Extract each line from the entries below that has the string "Answer" in it.

--- PROVIDED ENTRIES ---
● ● ● ● ●

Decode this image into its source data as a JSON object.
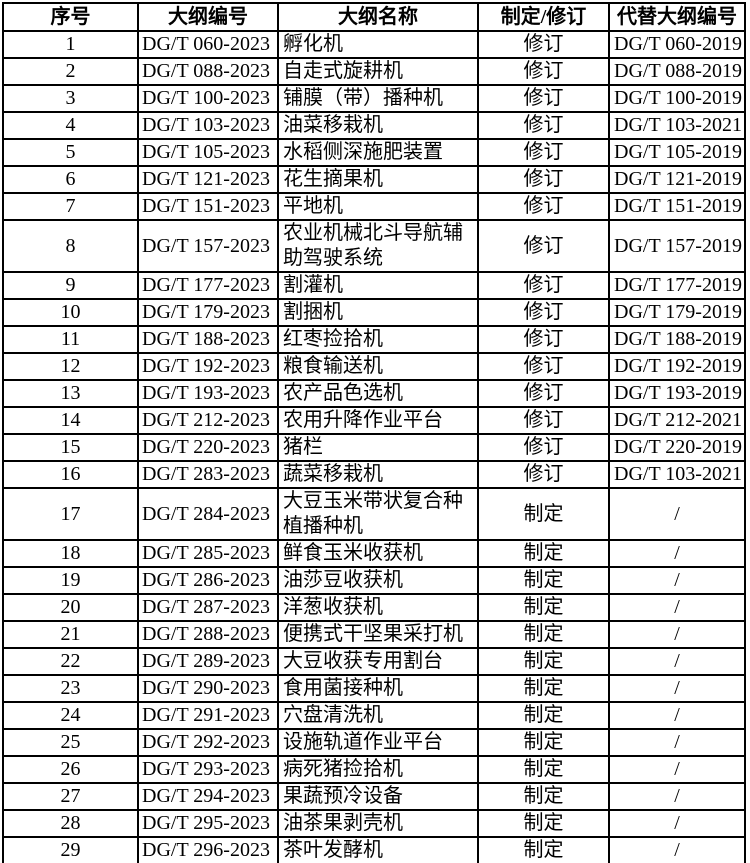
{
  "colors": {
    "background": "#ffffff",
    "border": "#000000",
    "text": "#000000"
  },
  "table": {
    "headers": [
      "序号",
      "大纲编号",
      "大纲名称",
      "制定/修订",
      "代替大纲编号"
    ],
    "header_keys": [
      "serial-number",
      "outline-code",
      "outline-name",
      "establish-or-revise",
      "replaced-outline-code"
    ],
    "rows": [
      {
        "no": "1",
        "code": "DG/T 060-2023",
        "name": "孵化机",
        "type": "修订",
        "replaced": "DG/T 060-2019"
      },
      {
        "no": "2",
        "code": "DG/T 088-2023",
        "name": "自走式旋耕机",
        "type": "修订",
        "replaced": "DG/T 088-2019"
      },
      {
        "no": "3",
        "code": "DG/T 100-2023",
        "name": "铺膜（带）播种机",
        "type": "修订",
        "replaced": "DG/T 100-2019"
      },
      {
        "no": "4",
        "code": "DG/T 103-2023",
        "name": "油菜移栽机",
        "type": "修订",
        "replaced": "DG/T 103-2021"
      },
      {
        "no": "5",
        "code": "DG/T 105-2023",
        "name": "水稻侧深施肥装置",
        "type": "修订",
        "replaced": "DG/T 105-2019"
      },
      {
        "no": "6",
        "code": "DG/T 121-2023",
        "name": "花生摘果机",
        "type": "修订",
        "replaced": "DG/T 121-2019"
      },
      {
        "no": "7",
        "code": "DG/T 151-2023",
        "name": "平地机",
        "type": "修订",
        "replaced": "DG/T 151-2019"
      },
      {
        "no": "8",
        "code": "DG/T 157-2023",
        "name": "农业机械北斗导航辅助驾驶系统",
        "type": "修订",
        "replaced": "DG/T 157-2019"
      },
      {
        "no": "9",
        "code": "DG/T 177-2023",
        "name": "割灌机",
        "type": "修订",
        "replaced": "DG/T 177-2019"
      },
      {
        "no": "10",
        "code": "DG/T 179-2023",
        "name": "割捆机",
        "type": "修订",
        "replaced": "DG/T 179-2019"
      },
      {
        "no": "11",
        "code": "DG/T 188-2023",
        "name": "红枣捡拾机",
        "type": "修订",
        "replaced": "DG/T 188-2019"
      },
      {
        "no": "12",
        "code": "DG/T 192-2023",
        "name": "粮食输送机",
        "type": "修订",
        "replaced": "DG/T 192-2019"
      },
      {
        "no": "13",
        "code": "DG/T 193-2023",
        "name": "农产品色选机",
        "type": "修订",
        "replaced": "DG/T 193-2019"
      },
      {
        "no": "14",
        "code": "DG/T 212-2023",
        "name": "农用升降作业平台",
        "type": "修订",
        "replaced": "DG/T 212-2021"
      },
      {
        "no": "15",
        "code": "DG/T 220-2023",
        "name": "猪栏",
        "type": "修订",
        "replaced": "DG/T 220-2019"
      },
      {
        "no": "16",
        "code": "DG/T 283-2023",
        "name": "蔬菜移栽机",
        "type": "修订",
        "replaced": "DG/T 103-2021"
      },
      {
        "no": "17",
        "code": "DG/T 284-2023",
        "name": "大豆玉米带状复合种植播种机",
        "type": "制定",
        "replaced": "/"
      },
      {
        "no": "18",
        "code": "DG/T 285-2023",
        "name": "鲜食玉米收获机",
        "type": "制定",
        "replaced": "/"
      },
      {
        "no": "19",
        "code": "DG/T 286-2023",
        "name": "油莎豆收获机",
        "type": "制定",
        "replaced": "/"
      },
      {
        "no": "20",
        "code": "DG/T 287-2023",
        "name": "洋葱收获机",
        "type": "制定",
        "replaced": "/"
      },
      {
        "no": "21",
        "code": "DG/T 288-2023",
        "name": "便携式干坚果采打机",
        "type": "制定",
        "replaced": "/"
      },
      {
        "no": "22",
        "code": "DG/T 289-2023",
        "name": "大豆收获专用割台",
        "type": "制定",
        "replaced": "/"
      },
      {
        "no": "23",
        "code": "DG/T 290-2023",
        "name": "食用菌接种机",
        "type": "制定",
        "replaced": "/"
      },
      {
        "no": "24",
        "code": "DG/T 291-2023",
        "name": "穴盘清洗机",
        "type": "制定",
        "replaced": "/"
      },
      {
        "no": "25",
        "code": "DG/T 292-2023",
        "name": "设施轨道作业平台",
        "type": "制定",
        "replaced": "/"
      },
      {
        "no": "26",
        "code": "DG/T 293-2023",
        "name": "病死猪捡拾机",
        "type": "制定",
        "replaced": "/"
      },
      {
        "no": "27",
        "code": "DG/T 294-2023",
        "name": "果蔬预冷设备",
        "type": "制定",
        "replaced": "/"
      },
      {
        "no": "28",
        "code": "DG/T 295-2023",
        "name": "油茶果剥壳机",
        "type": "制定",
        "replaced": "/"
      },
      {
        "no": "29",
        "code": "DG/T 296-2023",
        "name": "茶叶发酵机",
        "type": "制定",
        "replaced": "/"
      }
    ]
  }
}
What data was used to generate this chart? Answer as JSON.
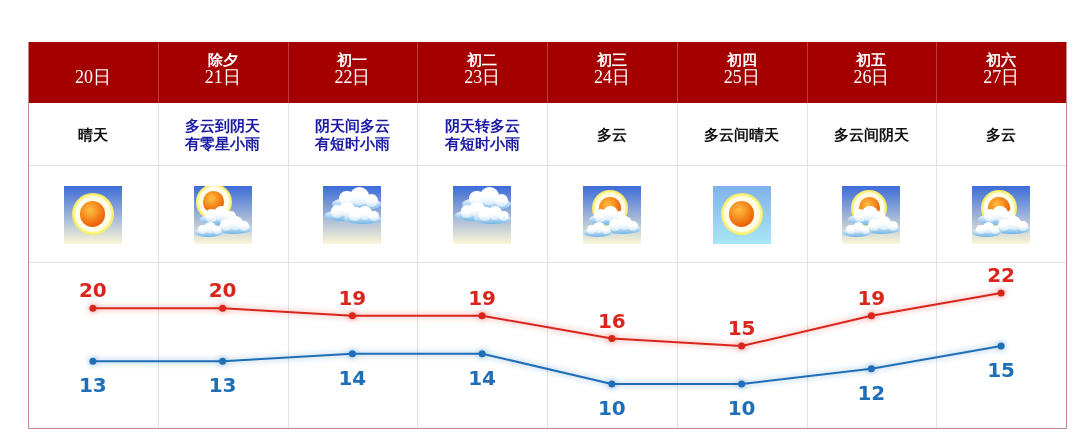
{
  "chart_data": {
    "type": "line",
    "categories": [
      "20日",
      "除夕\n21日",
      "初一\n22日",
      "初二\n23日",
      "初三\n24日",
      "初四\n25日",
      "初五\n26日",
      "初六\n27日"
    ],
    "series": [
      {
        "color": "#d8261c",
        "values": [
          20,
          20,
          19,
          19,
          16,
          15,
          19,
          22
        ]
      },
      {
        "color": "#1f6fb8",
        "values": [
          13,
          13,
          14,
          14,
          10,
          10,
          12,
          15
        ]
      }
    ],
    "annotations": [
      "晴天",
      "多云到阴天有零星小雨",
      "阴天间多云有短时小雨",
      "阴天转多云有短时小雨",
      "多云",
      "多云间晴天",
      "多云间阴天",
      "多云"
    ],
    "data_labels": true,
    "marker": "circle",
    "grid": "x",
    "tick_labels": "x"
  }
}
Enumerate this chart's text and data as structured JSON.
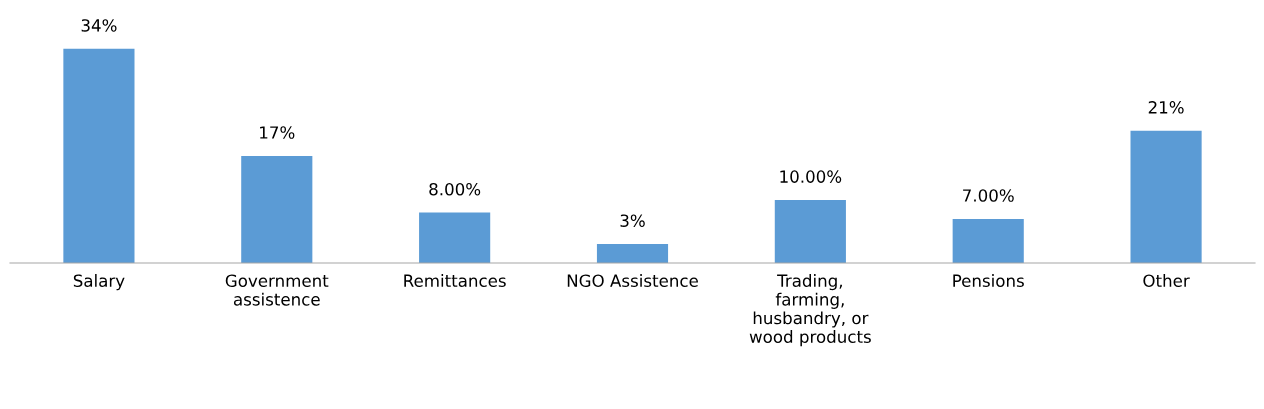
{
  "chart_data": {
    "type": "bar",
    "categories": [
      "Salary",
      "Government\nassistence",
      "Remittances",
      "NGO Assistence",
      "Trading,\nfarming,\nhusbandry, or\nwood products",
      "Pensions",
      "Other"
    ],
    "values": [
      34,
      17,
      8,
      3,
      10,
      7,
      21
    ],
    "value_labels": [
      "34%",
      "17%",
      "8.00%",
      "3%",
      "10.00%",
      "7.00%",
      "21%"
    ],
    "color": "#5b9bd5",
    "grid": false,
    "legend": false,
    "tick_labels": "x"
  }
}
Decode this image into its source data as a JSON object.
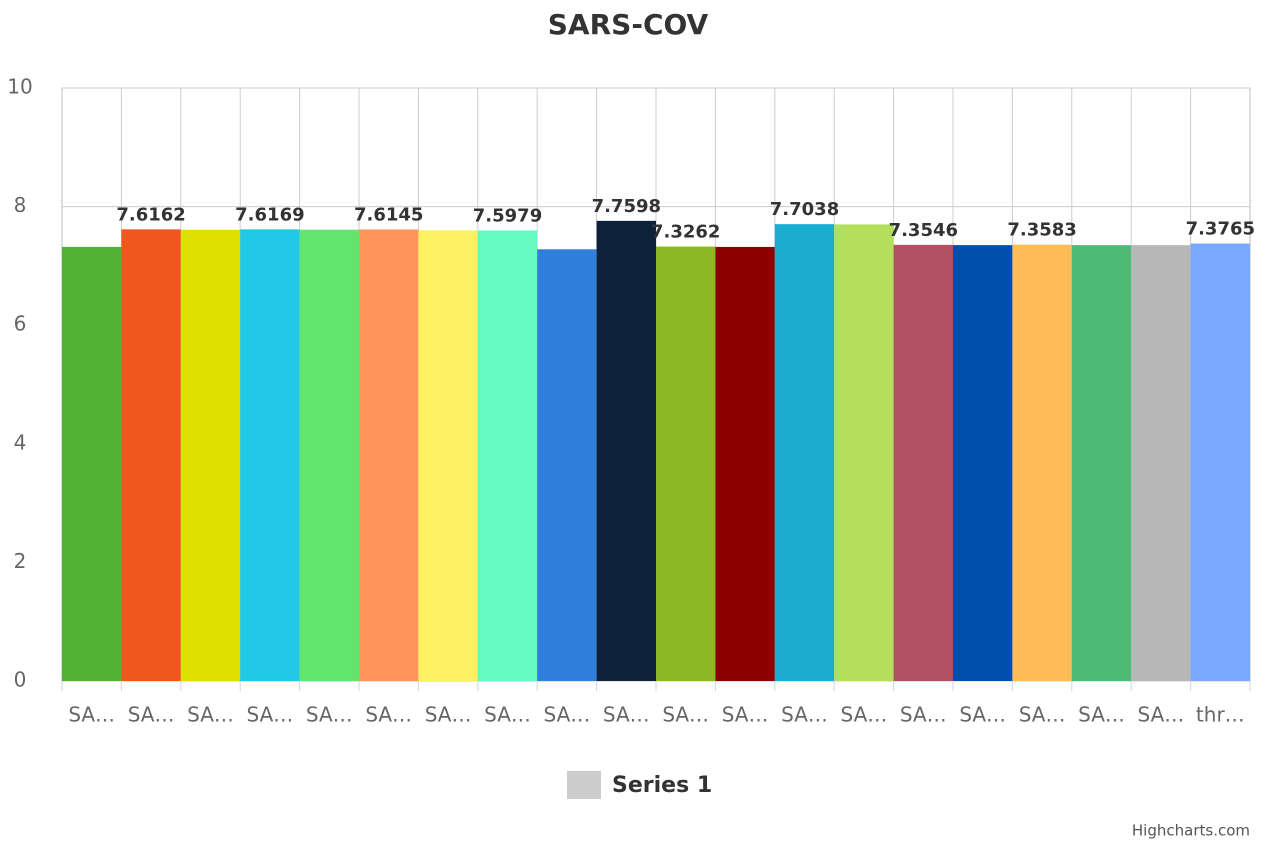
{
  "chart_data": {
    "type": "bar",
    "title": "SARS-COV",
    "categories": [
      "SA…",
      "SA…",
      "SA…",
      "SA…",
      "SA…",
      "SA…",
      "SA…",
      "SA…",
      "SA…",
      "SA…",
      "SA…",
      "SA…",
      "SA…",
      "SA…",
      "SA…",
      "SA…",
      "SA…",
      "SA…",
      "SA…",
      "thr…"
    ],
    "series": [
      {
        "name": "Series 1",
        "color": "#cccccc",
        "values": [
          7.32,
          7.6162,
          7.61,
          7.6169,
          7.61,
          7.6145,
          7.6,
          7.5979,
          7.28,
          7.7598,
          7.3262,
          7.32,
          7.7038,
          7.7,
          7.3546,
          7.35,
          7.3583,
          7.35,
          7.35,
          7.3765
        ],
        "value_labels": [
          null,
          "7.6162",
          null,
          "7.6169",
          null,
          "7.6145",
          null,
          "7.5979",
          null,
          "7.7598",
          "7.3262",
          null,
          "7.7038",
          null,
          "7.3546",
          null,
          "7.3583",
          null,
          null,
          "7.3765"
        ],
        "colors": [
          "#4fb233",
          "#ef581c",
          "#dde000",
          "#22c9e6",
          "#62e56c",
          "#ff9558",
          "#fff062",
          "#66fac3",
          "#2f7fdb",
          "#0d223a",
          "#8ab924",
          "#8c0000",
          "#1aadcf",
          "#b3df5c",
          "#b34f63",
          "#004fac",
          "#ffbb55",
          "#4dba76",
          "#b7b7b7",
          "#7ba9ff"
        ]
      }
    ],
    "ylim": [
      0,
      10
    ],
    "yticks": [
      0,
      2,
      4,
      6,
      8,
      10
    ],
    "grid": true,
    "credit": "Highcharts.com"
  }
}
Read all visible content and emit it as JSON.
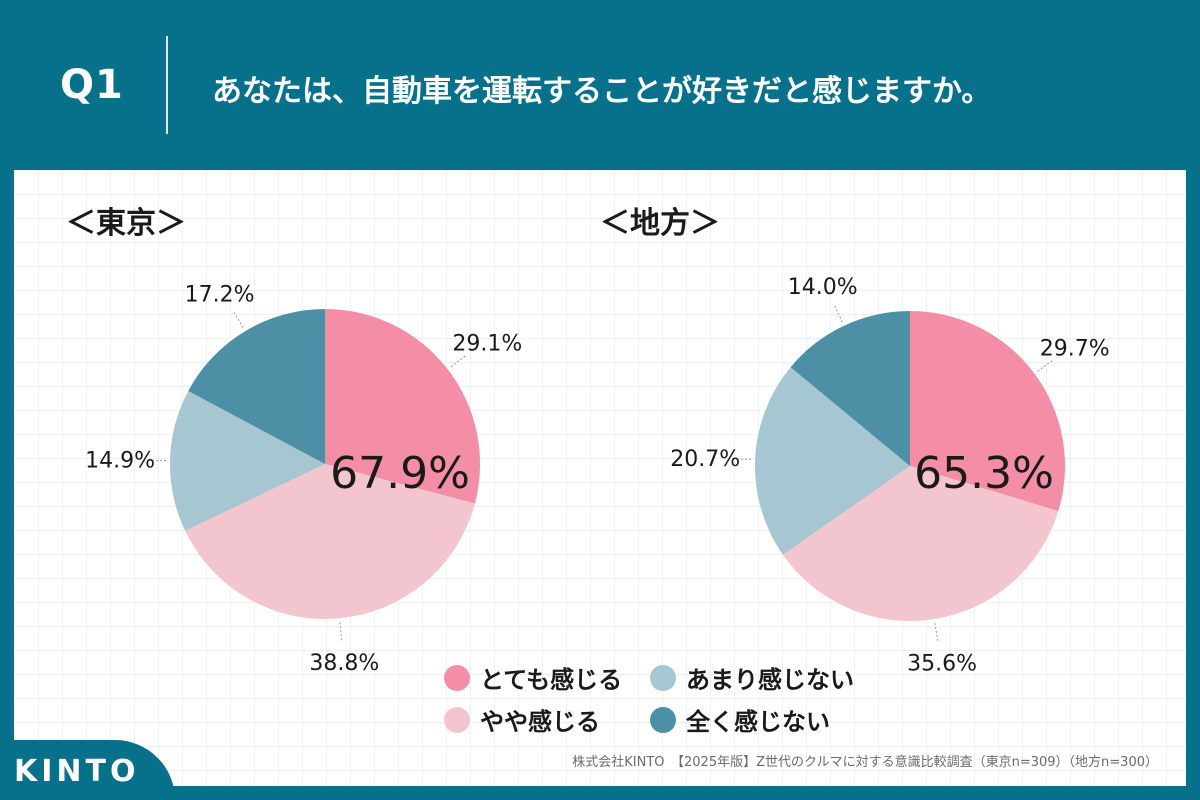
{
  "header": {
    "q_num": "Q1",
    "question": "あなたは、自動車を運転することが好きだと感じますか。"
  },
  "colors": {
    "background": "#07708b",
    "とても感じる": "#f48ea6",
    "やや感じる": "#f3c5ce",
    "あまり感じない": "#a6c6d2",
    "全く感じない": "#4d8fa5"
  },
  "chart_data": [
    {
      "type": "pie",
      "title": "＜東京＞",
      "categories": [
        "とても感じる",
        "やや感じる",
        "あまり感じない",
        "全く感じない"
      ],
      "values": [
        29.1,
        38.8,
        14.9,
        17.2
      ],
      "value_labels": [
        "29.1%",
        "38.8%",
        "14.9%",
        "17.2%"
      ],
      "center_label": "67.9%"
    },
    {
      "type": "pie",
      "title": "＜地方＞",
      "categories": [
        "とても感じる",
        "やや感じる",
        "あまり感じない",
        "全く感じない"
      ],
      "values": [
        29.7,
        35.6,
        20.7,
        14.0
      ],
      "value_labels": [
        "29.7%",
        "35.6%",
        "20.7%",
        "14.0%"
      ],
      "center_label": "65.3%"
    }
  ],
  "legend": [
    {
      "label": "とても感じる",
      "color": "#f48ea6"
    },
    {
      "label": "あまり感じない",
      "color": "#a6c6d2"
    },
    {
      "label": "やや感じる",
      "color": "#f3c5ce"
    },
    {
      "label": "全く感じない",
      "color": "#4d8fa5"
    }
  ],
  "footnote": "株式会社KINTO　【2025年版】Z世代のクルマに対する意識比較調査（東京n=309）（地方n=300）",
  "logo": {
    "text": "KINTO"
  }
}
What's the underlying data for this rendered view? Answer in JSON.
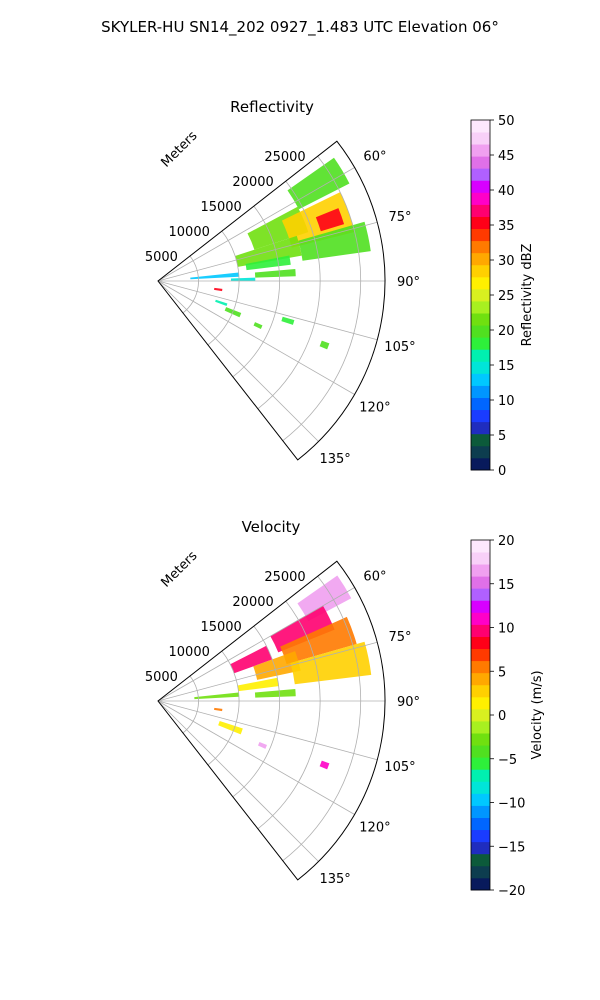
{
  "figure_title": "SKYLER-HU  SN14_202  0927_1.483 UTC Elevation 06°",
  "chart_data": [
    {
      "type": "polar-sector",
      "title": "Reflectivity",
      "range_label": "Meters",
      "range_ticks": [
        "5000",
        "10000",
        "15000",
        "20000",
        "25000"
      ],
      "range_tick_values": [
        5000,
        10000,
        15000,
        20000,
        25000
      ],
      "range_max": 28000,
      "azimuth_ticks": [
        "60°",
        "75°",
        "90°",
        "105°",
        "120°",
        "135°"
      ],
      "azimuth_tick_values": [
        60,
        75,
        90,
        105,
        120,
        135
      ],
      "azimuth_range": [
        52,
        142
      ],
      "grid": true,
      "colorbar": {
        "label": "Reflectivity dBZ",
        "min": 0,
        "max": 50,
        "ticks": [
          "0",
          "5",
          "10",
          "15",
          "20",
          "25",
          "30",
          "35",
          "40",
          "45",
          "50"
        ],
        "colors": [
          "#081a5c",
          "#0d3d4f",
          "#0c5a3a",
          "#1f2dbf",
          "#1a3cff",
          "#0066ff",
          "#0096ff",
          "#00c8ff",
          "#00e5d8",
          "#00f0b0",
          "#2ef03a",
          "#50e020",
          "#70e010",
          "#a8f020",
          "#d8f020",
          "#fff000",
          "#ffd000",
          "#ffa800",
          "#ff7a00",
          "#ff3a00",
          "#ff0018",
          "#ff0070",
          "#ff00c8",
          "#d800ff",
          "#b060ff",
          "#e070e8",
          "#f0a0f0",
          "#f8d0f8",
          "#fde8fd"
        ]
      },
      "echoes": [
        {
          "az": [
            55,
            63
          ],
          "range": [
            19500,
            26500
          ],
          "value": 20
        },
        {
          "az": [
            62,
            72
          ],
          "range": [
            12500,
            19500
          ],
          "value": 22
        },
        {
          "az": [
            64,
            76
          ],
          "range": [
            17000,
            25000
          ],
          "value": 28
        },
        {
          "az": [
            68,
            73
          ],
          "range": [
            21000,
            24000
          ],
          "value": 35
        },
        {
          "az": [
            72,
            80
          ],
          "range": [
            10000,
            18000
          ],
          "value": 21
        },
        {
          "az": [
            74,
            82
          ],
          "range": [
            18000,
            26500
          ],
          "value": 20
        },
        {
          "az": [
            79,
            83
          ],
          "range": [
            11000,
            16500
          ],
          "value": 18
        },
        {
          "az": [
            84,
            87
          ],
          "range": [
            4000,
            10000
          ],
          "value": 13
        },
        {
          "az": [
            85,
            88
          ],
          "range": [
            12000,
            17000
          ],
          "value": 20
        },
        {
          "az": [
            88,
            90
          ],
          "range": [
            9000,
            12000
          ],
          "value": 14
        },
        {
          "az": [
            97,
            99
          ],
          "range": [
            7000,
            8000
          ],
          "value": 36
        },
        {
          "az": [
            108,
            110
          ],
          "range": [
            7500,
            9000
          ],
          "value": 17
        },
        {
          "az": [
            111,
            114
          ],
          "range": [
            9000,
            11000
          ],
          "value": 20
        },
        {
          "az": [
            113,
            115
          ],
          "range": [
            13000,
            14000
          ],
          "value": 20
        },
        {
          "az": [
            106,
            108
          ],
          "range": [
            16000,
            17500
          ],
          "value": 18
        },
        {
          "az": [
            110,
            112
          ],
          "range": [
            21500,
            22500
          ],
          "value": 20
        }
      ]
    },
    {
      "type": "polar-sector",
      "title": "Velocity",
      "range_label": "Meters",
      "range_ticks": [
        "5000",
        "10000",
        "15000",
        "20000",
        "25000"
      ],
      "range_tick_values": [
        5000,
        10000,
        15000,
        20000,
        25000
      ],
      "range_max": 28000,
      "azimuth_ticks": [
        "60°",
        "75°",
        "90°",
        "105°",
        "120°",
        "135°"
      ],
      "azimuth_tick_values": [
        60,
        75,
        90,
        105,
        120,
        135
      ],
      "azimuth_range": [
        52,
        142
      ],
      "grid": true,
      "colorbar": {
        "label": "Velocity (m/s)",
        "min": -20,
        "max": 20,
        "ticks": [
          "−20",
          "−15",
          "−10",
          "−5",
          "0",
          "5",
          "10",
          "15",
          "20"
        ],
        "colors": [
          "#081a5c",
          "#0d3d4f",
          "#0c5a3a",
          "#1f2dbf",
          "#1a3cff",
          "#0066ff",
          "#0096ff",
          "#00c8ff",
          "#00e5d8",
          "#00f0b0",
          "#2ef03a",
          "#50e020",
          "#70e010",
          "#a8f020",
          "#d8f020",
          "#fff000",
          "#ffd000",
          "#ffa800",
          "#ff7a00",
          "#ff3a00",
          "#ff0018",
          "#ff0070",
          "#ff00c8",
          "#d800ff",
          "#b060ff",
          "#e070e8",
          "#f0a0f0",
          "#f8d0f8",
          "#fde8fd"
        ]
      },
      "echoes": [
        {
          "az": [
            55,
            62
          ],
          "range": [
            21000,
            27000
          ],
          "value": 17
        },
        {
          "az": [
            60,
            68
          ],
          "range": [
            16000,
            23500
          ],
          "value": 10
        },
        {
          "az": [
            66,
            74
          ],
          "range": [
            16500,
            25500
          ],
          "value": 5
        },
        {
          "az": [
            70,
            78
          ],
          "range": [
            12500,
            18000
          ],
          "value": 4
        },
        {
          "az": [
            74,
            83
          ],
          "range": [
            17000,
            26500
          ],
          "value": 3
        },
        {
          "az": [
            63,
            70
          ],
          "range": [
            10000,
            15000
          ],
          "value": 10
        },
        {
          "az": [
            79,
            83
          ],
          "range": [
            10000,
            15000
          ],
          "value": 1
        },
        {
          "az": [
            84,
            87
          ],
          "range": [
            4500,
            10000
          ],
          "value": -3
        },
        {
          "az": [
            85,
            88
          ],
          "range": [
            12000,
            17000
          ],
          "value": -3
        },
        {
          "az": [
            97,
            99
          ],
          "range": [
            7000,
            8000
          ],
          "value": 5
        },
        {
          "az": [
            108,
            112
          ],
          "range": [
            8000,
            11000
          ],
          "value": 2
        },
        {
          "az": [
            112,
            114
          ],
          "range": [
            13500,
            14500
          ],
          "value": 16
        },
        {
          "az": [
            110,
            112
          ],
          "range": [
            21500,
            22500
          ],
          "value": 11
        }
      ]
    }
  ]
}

● ● ● ● ●

--- SOLUTION FOR THIS EXERCISE ---
What data was used to generate this chart? Answer as JSON.
What's the underlying data for this rendered view? Answer in JSON.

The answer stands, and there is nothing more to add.